• WORK TO DO
Only a number is wanted: how many lines in these records contain the word "бумажном"?

(Data items)
※

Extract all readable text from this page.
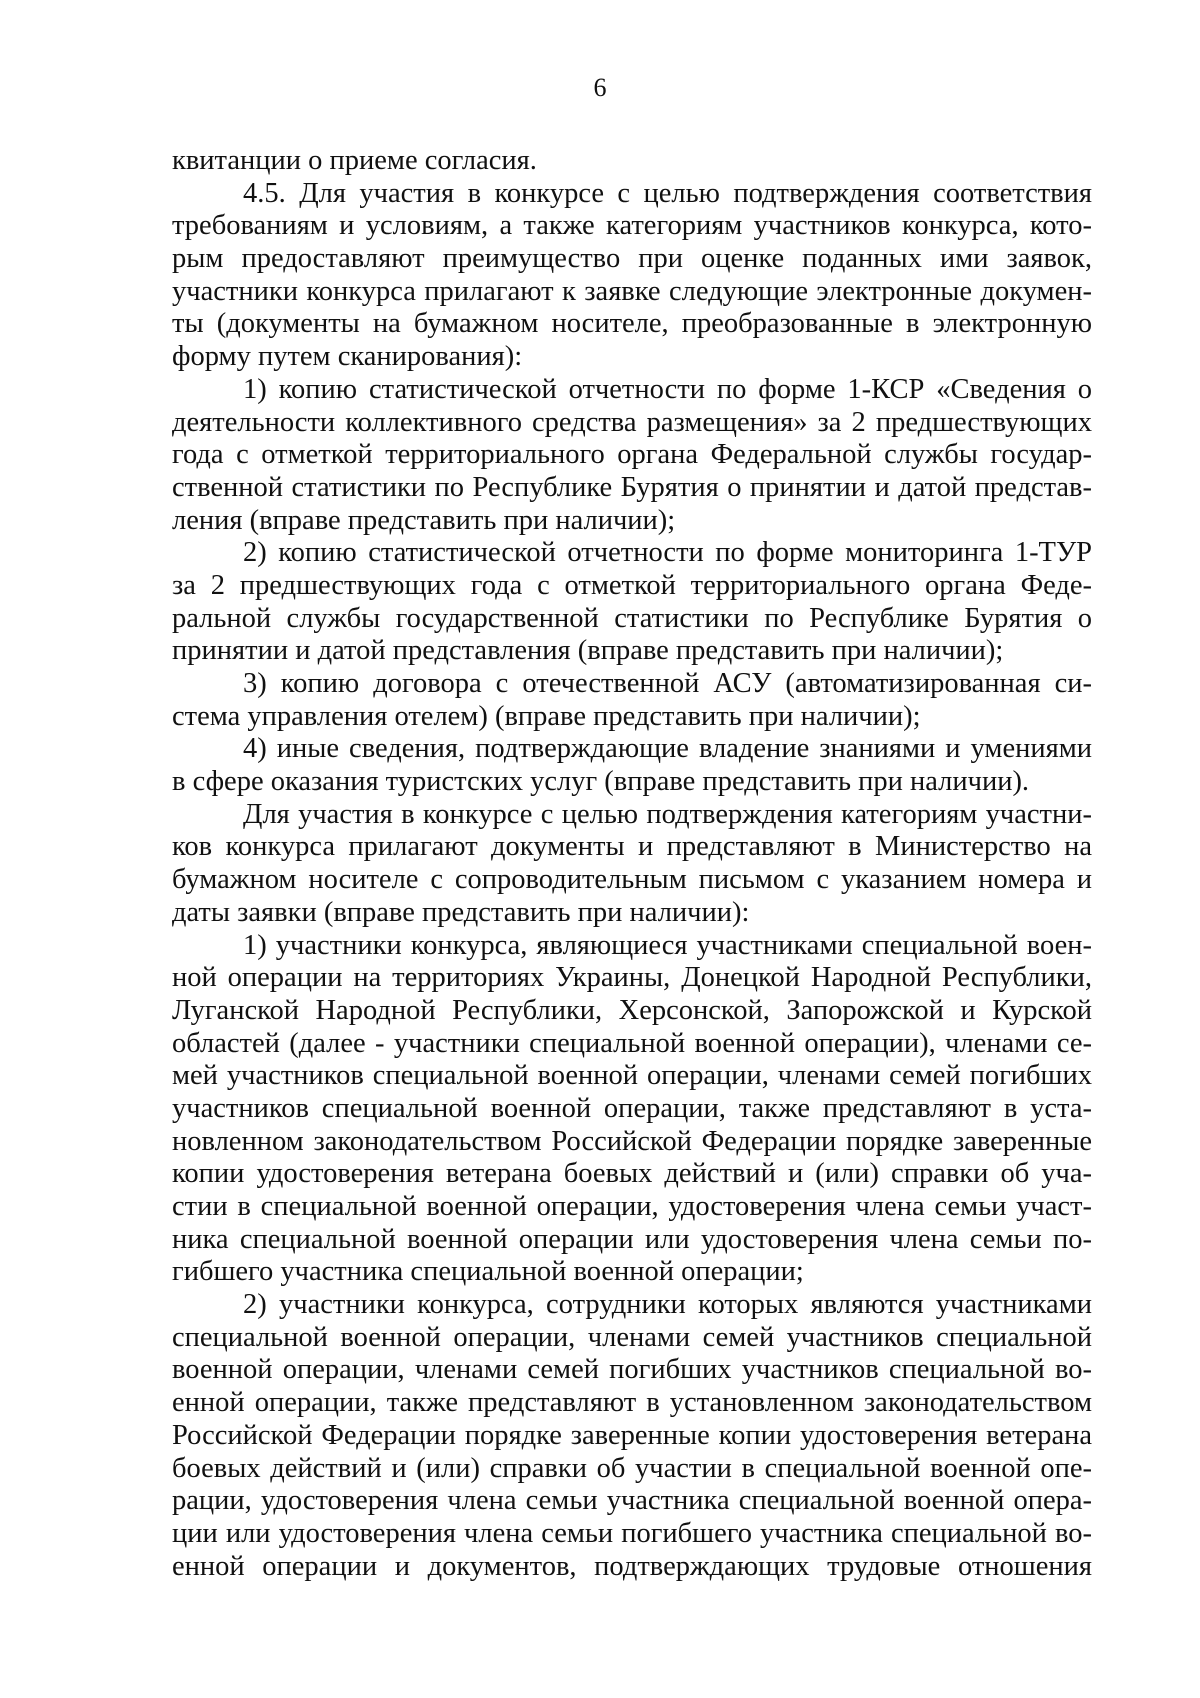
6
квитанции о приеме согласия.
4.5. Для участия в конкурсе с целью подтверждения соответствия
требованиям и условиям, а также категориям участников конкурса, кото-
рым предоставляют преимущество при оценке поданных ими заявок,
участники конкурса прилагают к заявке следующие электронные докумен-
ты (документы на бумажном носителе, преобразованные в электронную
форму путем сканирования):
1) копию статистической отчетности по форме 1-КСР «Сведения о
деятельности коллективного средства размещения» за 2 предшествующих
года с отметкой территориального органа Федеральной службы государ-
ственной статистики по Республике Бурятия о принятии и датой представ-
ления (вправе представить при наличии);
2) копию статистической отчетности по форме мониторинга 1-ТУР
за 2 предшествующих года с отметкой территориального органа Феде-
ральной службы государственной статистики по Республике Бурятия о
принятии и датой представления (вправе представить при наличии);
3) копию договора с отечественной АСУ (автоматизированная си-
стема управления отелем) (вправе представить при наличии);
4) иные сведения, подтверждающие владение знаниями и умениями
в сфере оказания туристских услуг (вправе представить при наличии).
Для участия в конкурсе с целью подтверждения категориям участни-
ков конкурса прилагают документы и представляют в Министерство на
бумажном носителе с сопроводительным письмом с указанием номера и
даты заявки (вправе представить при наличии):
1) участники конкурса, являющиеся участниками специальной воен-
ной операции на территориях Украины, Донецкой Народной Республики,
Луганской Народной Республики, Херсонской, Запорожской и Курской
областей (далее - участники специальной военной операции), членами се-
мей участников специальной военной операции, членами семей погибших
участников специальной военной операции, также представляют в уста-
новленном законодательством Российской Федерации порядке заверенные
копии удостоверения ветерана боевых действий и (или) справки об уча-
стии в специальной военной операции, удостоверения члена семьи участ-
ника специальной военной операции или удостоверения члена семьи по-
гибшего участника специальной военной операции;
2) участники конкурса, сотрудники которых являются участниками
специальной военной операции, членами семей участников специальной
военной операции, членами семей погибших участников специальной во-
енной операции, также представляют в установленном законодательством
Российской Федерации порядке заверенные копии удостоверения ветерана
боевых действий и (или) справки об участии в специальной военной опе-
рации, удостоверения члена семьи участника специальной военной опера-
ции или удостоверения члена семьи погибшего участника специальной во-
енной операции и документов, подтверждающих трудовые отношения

※

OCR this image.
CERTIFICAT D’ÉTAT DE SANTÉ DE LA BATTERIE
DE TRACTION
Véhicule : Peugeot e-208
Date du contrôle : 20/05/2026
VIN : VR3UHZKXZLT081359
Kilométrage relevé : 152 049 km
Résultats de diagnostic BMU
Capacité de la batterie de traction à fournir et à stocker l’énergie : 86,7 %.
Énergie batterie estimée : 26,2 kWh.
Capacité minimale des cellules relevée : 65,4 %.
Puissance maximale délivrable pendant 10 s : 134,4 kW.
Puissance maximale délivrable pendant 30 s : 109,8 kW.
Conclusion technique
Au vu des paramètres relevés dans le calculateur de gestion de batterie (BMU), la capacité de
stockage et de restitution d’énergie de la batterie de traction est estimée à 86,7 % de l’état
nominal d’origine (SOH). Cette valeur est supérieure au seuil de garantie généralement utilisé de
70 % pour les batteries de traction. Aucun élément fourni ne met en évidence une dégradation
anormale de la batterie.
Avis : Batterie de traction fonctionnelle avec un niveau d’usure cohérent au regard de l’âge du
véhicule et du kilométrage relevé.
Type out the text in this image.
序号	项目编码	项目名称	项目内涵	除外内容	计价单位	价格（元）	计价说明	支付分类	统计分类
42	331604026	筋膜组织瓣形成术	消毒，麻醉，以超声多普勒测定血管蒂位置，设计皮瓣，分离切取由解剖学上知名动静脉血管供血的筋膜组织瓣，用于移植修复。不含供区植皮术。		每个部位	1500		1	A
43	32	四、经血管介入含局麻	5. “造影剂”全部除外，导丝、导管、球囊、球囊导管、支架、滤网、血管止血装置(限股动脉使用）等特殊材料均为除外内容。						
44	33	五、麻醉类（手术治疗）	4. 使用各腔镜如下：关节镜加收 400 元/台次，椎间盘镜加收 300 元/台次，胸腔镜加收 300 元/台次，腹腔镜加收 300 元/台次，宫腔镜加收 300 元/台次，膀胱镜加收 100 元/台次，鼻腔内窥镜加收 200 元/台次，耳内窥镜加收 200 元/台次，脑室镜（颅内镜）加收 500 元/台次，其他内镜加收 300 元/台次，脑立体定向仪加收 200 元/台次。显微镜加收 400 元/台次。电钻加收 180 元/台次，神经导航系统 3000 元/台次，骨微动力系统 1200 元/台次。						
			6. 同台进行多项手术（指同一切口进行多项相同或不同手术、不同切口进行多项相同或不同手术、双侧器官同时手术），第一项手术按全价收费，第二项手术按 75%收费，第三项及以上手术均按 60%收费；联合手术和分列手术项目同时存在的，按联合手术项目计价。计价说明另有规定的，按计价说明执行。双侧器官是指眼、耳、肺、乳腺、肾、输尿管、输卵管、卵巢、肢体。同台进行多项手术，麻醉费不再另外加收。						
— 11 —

※

• SOLUTION TO THIS PROBLEM
2